What the task requires:
Your task is to copy each line that has the word "placeholder".

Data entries
------------------------------------------------------------

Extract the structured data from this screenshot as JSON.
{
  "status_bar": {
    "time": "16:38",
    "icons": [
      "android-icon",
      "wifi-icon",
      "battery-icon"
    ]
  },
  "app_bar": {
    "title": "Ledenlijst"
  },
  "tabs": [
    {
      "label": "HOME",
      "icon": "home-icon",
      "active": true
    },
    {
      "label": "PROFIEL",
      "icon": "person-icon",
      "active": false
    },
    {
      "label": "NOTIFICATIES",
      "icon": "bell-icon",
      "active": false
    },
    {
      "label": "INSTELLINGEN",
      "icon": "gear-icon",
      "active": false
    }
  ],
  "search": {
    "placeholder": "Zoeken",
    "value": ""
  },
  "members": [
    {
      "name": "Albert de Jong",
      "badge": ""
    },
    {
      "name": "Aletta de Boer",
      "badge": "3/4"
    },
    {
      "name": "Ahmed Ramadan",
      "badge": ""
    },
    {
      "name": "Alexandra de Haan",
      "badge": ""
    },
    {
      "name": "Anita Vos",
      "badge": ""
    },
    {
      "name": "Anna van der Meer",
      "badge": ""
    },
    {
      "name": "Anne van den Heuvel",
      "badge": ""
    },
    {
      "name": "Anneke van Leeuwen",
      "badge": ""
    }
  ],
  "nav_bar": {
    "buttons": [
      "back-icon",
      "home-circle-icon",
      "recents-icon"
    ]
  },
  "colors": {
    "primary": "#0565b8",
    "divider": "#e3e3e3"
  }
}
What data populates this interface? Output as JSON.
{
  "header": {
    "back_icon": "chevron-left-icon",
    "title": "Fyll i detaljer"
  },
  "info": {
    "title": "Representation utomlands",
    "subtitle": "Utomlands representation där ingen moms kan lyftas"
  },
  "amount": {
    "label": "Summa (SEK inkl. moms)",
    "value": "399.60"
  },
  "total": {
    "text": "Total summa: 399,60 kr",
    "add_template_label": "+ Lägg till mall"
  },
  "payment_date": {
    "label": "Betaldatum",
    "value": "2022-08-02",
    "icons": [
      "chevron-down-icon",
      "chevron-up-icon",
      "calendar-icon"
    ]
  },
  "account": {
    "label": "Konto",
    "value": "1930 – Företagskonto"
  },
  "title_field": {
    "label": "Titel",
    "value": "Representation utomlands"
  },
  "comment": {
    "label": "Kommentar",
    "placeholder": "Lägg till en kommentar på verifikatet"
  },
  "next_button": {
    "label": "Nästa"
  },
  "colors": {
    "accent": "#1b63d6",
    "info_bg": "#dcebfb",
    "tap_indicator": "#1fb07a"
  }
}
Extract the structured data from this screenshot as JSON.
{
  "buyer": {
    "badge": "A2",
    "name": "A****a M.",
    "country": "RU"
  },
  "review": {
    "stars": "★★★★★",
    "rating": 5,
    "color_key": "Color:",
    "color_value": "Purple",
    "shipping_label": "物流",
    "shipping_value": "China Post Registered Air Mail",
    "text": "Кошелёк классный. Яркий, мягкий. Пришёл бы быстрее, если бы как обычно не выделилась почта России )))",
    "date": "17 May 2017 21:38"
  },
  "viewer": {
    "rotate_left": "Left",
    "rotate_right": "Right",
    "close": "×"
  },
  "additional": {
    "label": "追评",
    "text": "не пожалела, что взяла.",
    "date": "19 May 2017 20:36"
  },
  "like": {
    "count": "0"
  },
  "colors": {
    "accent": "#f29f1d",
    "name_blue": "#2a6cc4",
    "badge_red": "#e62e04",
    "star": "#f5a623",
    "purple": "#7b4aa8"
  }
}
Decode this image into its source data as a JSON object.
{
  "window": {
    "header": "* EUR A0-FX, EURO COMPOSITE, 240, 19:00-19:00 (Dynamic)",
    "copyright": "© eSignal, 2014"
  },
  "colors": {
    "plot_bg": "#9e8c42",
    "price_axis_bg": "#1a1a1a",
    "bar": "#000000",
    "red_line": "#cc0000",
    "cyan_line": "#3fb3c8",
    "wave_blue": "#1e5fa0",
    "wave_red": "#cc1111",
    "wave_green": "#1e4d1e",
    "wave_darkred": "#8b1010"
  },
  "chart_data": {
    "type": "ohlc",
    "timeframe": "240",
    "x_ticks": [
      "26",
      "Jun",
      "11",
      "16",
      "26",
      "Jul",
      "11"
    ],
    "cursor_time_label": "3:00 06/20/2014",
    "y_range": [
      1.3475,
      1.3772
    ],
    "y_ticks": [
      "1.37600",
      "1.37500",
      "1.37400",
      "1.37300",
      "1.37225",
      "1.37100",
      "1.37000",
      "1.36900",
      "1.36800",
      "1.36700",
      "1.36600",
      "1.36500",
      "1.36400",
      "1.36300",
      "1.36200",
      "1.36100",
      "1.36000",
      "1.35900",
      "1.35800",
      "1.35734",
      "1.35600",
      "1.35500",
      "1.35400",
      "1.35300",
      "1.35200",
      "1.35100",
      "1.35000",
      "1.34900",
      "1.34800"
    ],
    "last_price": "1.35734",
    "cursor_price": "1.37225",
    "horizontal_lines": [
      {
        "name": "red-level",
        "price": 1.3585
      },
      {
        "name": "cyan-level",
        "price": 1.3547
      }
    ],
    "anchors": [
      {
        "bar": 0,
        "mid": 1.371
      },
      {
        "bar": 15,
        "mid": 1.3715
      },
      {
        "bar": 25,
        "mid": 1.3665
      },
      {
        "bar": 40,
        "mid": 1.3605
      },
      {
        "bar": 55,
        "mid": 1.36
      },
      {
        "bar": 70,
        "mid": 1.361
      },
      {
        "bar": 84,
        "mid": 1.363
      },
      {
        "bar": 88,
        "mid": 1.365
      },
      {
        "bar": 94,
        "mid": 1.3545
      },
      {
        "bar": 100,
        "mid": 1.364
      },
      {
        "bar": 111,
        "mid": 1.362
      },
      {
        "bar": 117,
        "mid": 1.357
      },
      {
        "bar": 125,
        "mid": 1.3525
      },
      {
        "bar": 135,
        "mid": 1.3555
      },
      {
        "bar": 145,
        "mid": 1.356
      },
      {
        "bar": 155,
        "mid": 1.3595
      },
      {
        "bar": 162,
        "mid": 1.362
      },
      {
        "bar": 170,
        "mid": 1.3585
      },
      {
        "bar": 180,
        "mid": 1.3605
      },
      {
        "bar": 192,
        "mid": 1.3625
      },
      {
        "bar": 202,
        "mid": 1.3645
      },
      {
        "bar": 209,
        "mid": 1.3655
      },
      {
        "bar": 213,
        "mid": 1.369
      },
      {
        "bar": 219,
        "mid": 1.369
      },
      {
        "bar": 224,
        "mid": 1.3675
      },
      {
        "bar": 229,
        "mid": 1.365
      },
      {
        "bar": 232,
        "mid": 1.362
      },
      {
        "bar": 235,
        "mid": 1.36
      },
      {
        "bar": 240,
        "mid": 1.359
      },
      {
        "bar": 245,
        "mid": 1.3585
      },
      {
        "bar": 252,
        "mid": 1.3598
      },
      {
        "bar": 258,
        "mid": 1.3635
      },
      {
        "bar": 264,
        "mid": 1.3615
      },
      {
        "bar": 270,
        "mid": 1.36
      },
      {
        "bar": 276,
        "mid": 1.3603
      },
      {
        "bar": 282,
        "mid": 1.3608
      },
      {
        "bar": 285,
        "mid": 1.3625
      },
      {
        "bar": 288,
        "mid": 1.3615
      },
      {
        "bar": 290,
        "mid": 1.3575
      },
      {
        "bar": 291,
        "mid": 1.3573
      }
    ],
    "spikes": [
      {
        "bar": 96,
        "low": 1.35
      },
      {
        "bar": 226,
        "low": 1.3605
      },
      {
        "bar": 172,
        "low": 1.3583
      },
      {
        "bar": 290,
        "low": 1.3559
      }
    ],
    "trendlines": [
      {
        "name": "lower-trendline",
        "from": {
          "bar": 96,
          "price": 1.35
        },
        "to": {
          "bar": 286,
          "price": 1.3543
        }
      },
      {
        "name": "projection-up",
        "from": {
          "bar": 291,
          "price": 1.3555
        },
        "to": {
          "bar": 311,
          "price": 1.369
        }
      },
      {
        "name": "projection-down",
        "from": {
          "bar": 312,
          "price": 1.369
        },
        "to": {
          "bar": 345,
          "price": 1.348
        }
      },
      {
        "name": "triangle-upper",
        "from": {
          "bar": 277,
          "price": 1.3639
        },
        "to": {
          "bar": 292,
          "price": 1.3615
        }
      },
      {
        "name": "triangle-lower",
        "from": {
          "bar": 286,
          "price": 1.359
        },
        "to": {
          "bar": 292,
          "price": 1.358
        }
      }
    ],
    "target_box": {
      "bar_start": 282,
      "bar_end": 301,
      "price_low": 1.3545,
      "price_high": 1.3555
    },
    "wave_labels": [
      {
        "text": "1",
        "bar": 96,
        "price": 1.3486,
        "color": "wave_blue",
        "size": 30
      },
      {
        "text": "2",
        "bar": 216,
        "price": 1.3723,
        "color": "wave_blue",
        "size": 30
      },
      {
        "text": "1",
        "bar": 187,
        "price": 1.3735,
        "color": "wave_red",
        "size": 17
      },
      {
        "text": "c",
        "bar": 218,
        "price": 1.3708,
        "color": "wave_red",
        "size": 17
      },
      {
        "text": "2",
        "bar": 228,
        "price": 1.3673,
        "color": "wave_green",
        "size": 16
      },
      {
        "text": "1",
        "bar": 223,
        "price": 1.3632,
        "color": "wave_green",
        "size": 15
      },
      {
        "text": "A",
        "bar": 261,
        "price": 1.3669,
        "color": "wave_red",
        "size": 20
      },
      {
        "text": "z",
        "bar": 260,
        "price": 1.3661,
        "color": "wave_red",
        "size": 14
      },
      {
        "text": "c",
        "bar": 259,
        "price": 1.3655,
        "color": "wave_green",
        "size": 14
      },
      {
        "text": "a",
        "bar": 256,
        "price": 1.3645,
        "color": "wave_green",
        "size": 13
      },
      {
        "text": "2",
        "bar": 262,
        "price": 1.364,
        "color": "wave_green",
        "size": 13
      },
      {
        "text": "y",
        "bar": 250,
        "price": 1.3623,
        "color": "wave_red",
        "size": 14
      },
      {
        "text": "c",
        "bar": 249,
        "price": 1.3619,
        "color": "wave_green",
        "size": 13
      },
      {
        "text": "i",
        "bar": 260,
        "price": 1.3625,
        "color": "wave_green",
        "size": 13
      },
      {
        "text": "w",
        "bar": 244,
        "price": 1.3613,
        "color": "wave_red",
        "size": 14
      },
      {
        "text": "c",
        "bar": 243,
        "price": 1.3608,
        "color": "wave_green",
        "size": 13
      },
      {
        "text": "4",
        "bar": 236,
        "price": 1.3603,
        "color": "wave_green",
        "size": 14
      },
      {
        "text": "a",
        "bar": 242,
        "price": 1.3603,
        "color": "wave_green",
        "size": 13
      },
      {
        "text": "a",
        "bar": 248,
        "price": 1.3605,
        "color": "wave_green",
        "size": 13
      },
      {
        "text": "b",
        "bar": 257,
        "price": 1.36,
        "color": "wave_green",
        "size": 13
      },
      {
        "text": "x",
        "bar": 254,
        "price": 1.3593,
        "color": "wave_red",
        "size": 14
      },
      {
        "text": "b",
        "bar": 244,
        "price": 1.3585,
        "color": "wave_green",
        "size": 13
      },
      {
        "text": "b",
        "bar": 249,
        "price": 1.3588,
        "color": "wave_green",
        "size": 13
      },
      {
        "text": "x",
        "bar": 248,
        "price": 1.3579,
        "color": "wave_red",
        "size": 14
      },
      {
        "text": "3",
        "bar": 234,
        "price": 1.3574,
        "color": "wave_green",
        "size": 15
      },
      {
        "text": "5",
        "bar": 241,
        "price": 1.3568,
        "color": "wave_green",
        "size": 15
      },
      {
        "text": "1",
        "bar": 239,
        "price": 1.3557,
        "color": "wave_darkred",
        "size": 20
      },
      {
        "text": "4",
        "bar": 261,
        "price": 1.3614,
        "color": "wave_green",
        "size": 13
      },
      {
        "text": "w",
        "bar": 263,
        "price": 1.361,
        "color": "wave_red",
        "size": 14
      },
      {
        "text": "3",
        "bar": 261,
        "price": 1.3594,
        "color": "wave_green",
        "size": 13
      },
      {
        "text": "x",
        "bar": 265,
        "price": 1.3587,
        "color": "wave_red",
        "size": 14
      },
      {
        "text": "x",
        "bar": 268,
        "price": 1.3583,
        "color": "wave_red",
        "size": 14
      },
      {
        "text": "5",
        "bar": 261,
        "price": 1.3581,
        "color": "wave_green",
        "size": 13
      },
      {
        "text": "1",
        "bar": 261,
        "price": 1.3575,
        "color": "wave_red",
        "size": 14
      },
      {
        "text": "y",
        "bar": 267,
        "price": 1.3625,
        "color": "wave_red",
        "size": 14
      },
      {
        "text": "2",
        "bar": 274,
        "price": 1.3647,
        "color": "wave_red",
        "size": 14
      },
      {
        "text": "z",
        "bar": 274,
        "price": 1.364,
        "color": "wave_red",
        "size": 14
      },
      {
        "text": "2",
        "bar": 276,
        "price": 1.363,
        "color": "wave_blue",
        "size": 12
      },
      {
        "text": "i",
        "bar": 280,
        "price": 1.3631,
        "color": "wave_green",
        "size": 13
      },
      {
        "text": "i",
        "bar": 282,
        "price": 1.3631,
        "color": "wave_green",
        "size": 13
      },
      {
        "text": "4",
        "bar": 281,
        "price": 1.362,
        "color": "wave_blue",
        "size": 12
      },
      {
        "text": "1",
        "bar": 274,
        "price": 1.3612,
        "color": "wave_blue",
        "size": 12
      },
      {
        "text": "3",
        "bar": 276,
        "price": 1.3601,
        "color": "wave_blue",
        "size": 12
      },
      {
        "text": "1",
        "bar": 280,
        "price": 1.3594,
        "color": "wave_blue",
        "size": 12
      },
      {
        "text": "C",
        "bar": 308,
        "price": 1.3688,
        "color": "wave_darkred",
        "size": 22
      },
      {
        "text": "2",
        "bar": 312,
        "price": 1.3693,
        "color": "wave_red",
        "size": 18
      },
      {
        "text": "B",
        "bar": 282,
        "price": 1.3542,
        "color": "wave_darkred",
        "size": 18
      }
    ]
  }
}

------------------------------------------------------------

Correct result:
    "placeholder": "Zoeken",
    "placeholder": "Lägg till en kommentar på verifikatet"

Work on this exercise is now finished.